### EXERCISE OBJECTIVE
Can you reproduce the data beneath, keeping every line exact?
## start THE RECORDS
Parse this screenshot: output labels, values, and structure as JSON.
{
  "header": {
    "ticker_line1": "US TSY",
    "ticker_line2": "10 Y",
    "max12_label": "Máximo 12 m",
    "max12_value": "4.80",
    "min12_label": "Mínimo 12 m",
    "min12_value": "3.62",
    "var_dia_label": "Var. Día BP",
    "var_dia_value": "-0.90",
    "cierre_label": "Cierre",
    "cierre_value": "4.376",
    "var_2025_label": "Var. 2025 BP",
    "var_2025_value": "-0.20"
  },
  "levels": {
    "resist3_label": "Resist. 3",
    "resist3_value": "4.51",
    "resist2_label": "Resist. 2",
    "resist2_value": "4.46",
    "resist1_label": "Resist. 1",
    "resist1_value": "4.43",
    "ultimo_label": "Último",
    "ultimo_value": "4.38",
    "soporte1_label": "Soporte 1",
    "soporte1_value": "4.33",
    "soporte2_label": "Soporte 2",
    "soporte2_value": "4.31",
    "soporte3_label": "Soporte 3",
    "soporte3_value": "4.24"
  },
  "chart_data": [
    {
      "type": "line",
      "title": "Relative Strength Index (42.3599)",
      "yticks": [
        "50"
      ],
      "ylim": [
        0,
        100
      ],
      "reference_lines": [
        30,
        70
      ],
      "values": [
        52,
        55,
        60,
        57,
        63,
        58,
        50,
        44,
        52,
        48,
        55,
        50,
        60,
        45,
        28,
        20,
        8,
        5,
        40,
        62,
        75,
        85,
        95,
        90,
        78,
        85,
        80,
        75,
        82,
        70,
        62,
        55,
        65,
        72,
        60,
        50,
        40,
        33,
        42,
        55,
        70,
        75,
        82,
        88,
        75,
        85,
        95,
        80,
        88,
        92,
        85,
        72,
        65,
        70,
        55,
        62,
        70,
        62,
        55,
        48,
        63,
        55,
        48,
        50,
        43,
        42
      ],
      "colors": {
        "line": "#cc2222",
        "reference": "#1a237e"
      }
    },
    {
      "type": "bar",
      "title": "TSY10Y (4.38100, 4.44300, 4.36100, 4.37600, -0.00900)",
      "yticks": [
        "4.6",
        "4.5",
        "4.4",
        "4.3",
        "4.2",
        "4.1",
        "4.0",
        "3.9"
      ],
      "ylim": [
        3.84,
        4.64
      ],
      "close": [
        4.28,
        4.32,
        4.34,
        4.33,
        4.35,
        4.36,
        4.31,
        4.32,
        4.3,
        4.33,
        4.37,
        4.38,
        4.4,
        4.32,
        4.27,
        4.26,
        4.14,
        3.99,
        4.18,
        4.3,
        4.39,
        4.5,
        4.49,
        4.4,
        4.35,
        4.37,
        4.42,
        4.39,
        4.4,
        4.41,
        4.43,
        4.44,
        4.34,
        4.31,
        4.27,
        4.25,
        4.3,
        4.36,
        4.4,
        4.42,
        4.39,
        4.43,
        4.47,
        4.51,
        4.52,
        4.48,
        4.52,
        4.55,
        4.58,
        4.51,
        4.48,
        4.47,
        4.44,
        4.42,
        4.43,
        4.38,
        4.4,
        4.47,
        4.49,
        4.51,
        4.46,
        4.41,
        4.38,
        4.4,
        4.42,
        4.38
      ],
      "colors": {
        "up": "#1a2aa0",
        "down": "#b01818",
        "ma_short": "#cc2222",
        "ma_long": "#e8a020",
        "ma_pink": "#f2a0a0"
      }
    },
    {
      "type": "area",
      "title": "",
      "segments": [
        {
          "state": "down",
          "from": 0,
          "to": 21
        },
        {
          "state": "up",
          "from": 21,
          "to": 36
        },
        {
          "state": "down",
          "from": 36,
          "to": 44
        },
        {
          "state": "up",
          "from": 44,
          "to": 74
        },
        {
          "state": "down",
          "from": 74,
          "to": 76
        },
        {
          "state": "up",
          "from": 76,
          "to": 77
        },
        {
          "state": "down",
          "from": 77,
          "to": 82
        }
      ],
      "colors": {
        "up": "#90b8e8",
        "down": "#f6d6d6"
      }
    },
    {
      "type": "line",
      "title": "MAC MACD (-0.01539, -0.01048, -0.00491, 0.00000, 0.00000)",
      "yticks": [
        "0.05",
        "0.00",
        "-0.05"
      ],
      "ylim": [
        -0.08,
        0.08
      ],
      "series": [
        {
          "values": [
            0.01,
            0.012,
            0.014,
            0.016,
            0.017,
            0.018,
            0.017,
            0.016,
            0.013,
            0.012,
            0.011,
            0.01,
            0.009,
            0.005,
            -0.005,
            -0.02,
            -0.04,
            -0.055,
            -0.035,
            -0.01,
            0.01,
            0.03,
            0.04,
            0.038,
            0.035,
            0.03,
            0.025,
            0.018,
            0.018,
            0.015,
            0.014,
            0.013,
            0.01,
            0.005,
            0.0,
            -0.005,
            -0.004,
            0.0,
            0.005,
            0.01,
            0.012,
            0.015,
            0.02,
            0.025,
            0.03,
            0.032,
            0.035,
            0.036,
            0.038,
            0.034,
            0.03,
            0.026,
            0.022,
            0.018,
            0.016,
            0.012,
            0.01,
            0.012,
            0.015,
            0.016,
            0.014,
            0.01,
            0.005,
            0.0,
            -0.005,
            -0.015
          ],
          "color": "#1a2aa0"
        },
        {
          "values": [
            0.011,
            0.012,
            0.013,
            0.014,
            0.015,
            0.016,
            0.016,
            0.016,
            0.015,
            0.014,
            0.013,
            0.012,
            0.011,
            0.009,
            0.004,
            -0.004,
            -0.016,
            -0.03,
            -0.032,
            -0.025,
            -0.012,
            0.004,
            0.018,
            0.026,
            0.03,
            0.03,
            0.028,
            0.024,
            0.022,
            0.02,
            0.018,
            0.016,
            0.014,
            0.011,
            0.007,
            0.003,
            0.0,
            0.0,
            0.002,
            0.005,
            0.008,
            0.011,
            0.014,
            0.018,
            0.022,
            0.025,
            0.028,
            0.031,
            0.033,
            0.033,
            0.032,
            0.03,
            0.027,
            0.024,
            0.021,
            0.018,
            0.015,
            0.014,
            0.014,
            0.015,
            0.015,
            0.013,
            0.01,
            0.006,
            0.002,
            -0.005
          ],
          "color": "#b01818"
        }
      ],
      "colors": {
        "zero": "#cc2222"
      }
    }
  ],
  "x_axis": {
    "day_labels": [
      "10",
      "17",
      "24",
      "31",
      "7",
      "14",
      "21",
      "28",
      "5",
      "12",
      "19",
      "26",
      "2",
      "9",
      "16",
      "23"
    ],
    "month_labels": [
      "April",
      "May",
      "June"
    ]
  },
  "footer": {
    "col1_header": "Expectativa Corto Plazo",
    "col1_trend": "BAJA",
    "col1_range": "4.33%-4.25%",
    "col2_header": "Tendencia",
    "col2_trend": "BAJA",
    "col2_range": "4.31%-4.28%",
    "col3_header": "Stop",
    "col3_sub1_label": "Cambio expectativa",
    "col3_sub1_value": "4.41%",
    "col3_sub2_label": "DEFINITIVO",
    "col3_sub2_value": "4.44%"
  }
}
## end THE RECORDS
### FINAL RESULT
Parse this screenshot: output labels, values, and structure as JSON.
{
  "header": {
    "ticker_line1": "US TSY",
    "ticker_line2": "10 Y",
    "max12_label": "Máximo 12 m",
    "max12_value": "4.80",
    "min12_label": "Mínimo 12 m",
    "min12_value": "3.62",
    "var_dia_label": "Var. Día BP",
    "var_dia_value": "-0.90",
    "cierre_label": "Cierre",
    "cierre_value": "4.376",
    "var_2025_label": "Var. 2025 BP",
    "var_2025_value": "-0.20"
  },
  "levels": {
    "resist3_label": "Resist. 3",
    "resist3_value": "4.51",
    "resist2_label": "Resist. 2",
    "resist2_value": "4.46",
    "resist1_label": "Resist. 1",
    "resist1_value": "4.43",
    "ultimo_label": "Último",
    "ultimo_value": "4.38",
    "soporte1_label": "Soporte 1",
    "soporte1_value": "4.33",
    "soporte2_label": "Soporte 2",
    "soporte2_value": "4.31",
    "soporte3_label": "Soporte 3",
    "soporte3_value": "4.24"
  },
  "chart_data": [
    {
      "type": "line",
      "title": "Relative Strength Index (42.3599)",
      "yticks": [
        "50"
      ],
      "ylim": [
        0,
        100
      ],
      "reference_lines": [
        30,
        70
      ],
      "values": [
        52,
        55,
        60,
        57,
        63,
        58,
        50,
        44,
        52,
        48,
        55,
        50,
        60,
        45,
        28,
        20,
        8,
        5,
        40,
        62,
        75,
        85,
        95,
        90,
        78,
        85,
        80,
        75,
        82,
        70,
        62,
        55,
        65,
        72,
        60,
        50,
        40,
        33,
        42,
        55,
        70,
        75,
        82,
        88,
        75,
        85,
        95,
        80,
        88,
        92,
        85,
        72,
        65,
        70,
        55,
        62,
        70,
        62,
        55,
        48,
        63,
        55,
        48,
        50,
        43,
        42
      ],
      "colors": {
        "line": "#cc2222",
        "reference": "#1a237e"
      }
    },
    {
      "type": "bar",
      "title": "TSY10Y (4.38100, 4.44300, 4.36100, 4.37600, -0.00900)",
      "yticks": [
        "4.6",
        "4.5",
        "4.4",
        "4.3",
        "4.2",
        "4.1",
        "4.0",
        "3.9"
      ],
      "ylim": [
        3.84,
        4.64
      ],
      "close": [
        4.28,
        4.32,
        4.34,
        4.33,
        4.35,
        4.36,
        4.31,
        4.32,
        4.3,
        4.33,
        4.37,
        4.38,
        4.4,
        4.32,
        4.27,
        4.26,
        4.14,
        3.99,
        4.18,
        4.3,
        4.39,
        4.5,
        4.49,
        4.4,
        4.35,
        4.37,
        4.42,
        4.39,
        4.4,
        4.41,
        4.43,
        4.44,
        4.34,
        4.31,
        4.27,
        4.25,
        4.3,
        4.36,
        4.4,
        4.42,
        4.39,
        4.43,
        4.47,
        4.51,
        4.52,
        4.48,
        4.52,
        4.55,
        4.58,
        4.51,
        4.48,
        4.47,
        4.44,
        4.42,
        4.43,
        4.38,
        4.4,
        4.47,
        4.49,
        4.51,
        4.46,
        4.41,
        4.38,
        4.4,
        4.42,
        4.38
      ],
      "colors": {
        "up": "#1a2aa0",
        "down": "#b01818",
        "ma_short": "#cc2222",
        "ma_long": "#e8a020",
        "ma_pink": "#f2a0a0"
      }
    },
    {
      "type": "area",
      "title": "",
      "segments": [
        {
          "state": "down",
          "from": 0,
          "to": 21
        },
        {
          "state": "up",
          "from": 21,
          "to": 36
        },
        {
          "state": "down",
          "from": 36,
          "to": 44
        },
        {
          "state": "up",
          "from": 44,
          "to": 74
        },
        {
          "state": "down",
          "from": 74,
          "to": 76
        },
        {
          "state": "up",
          "from": 76,
          "to": 77
        },
        {
          "state": "down",
          "from": 77,
          "to": 82
        }
      ],
      "colors": {
        "up": "#90b8e8",
        "down": "#f6d6d6"
      }
    },
    {
      "type": "line",
      "title": "MAC MACD (-0.01539, -0.01048, -0.00491, 0.00000, 0.00000)",
      "yticks": [
        "0.05",
        "0.00",
        "-0.05"
      ],
      "ylim": [
        -0.08,
        0.08
      ],
      "series": [
        {
          "values": [
            0.01,
            0.012,
            0.014,
            0.016,
            0.017,
            0.018,
            0.017,
            0.016,
            0.013,
            0.012,
            0.011,
            0.01,
            0.009,
            0.005,
            -0.005,
            -0.02,
            -0.04,
            -0.055,
            -0.035,
            -0.01,
            0.01,
            0.03,
            0.04,
            0.038,
            0.035,
            0.03,
            0.025,
            0.018,
            0.018,
            0.015,
            0.014,
            0.013,
            0.01,
            0.005,
            0.0,
            -0.005,
            -0.004,
            0.0,
            0.005,
            0.01,
            0.012,
            0.015,
            0.02,
            0.025,
            0.03,
            0.032,
            0.035,
            0.036,
            0.038,
            0.034,
            0.03,
            0.026,
            0.022,
            0.018,
            0.016,
            0.012,
            0.01,
            0.012,
            0.015,
            0.016,
            0.014,
            0.01,
            0.005,
            0.0,
            -0.005,
            -0.015
          ],
          "color": "#1a2aa0"
        },
        {
          "values": [
            0.011,
            0.012,
            0.013,
            0.014,
            0.015,
            0.016,
            0.016,
            0.016,
            0.015,
            0.014,
            0.013,
            0.012,
            0.011,
            0.009,
            0.004,
            -0.004,
            -0.016,
            -0.03,
            -0.032,
            -0.025,
            -0.012,
            0.004,
            0.018,
            0.026,
            0.03,
            0.03,
            0.028,
            0.024,
            0.022,
            0.02,
            0.018,
            0.016,
            0.014,
            0.011,
            0.007,
            0.003,
            0.0,
            0.0,
            0.002,
            0.005,
            0.008,
            0.011,
            0.014,
            0.018,
            0.022,
            0.025,
            0.028,
            0.031,
            0.033,
            0.033,
            0.032,
            0.03,
            0.027,
            0.024,
            0.021,
            0.018,
            0.015,
            0.014,
            0.014,
            0.015,
            0.015,
            0.013,
            0.01,
            0.006,
            0.002,
            -0.005
          ],
          "color": "#b01818"
        }
      ],
      "colors": {
        "zero": "#cc2222"
      }
    }
  ],
  "x_axis": {
    "day_labels": [
      "10",
      "17",
      "24",
      "31",
      "7",
      "14",
      "21",
      "28",
      "5",
      "12",
      "19",
      "26",
      "2",
      "9",
      "16",
      "23"
    ],
    "month_labels": [
      "April",
      "May",
      "June"
    ]
  },
  "footer": {
    "col1_header": "Expectativa Corto Plazo",
    "col1_trend": "BAJA",
    "col1_range": "4.33%-4.25%",
    "col2_header": "Tendencia",
    "col2_trend": "BAJA",
    "col2_range": "4.31%-4.28%",
    "col3_header": "Stop",
    "col3_sub1_label": "Cambio expectativa",
    "col3_sub1_value": "4.41%",
    "col3_sub2_label": "DEFINITIVO",
    "col3_sub2_value": "4.44%"
  }
}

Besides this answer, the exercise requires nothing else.